▶ To be done: Exactly reproduce the entries, dropping any pictures from your copy.

=== Task input ===

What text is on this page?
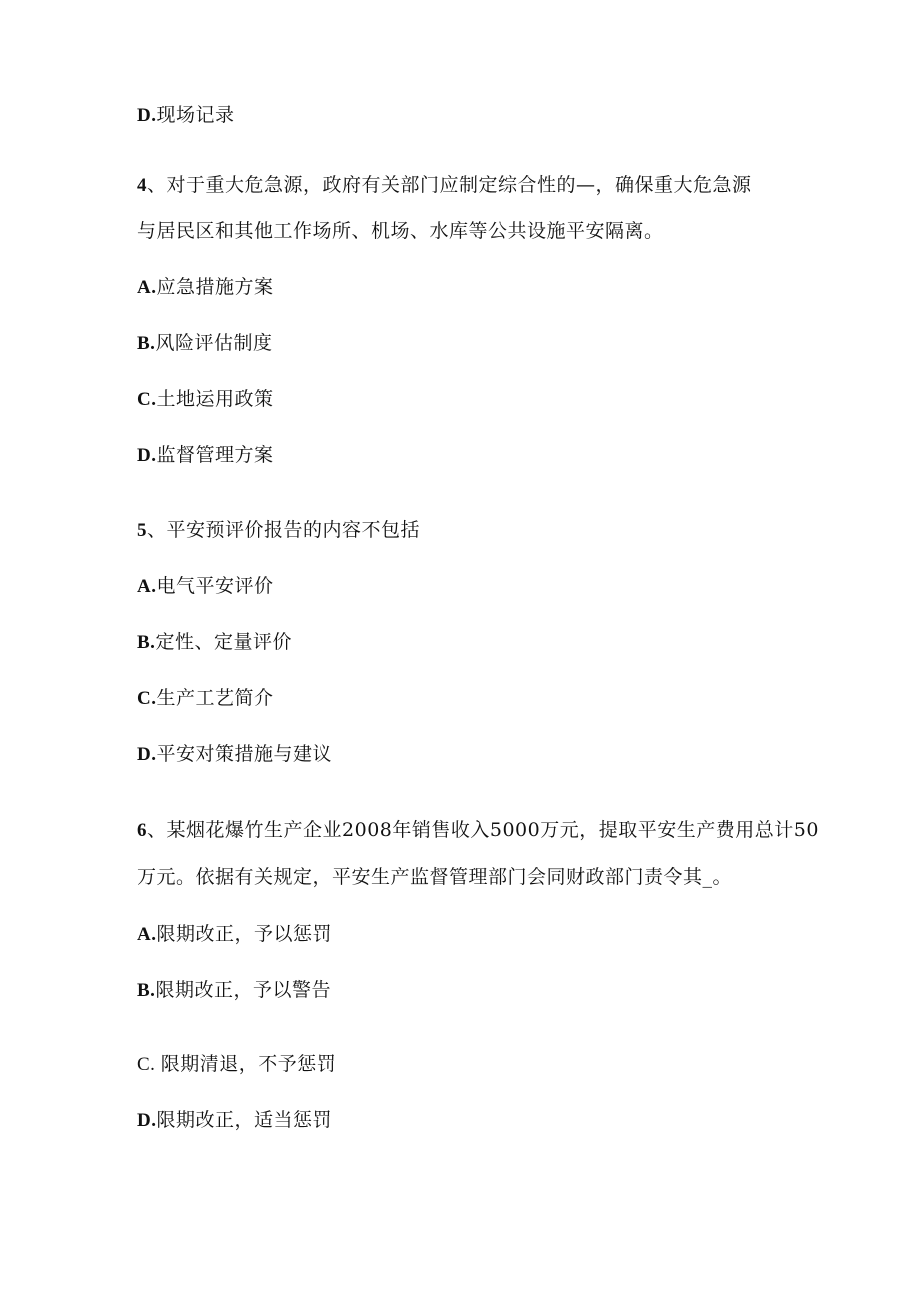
D.现场记录
4、对于重大危急源，政府有关部门应制定综合性的—，确保重大危急源
与居民区和其他工作场所、机场、水库等公共设施平安隔离。
A.应急措施方案
B.风险评估制度
C.土地运用政策
D.监督管理方案
5、平安预评价报告的内容不包括
A.电气平安评价
B.定性、定量评价
C.生产工艺简介
D.平安对策措施与建议
6、某烟花爆竹生产企业2008年销售收入5000万元，提取平安生产费用总计50
万元。依据有关规定，平安生产监督管理部门会同财政部门责令其_。
A.限期改正，予以惩罚
B.限期改正，予以警告
C. 限期清退，不予惩罚
D.限期改正，适当惩罚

===

▶ Solved exercise:
What text is on this page?
D.现场记录
4、对于重大危急源，政府有关部门应制定综合性的—，确保重大危急源
与居民区和其他工作场所、机场、水库等公共设施平安隔离。
A.应急措施方案
B.风险评估制度
C.土地运用政策
D.监督管理方案
5、平安预评价报告的内容不包括
A.电气平安评价
B.定性、定量评价
C.生产工艺简介
D.平安对策措施与建议
6、某烟花爆竹生产企业2008年销售收入5000万元，提取平安生产费用总计50
万元。依据有关规定，平安生产监督管理部门会同财政部门责令其_。
A.限期改正，予以惩罚
B.限期改正，予以警告
C. 限期清退，不予惩罚
D.限期改正，适当惩罚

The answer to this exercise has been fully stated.